Exercise task:
Copy out each line that has "放送スケジュール" in it.

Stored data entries
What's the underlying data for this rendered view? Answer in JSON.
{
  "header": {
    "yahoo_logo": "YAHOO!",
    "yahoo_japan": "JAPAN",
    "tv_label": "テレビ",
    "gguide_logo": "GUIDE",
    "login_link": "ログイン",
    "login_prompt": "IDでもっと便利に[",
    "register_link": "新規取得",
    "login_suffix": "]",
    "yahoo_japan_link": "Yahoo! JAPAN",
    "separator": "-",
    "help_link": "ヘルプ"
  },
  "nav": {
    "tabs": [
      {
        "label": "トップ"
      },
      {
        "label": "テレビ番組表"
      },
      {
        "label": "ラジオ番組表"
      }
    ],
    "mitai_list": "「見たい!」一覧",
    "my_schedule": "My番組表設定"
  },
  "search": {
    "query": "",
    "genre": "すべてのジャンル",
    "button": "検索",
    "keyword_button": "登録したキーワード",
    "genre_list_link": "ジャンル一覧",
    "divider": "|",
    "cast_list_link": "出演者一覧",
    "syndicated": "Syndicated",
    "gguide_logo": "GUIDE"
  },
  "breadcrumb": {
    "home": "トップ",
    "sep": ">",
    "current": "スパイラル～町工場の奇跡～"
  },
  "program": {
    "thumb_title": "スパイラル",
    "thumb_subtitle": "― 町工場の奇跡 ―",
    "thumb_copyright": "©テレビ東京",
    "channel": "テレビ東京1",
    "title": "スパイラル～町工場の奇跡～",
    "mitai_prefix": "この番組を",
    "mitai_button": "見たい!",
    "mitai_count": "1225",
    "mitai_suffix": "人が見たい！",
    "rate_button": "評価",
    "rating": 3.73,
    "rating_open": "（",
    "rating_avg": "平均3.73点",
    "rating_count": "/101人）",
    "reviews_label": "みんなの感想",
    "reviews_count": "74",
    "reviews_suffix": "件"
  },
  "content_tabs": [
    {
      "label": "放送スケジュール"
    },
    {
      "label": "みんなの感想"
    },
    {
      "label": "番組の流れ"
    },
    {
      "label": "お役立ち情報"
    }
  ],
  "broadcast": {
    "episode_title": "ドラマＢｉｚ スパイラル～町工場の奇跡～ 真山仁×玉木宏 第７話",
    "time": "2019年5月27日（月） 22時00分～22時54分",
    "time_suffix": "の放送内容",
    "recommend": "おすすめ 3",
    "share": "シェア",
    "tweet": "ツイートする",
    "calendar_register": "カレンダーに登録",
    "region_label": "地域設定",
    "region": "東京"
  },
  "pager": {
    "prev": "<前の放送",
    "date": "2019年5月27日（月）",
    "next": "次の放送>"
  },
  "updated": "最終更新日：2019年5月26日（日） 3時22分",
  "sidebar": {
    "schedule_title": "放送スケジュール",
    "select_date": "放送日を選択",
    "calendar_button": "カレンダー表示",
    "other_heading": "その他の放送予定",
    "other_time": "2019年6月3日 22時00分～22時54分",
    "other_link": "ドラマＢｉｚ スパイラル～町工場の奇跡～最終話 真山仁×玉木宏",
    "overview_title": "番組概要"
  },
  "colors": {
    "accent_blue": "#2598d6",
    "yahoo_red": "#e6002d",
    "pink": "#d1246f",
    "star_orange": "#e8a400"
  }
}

Response to this exercise:
      "label": "放送スケジュール"
    "schedule_title": "放送スケジュール",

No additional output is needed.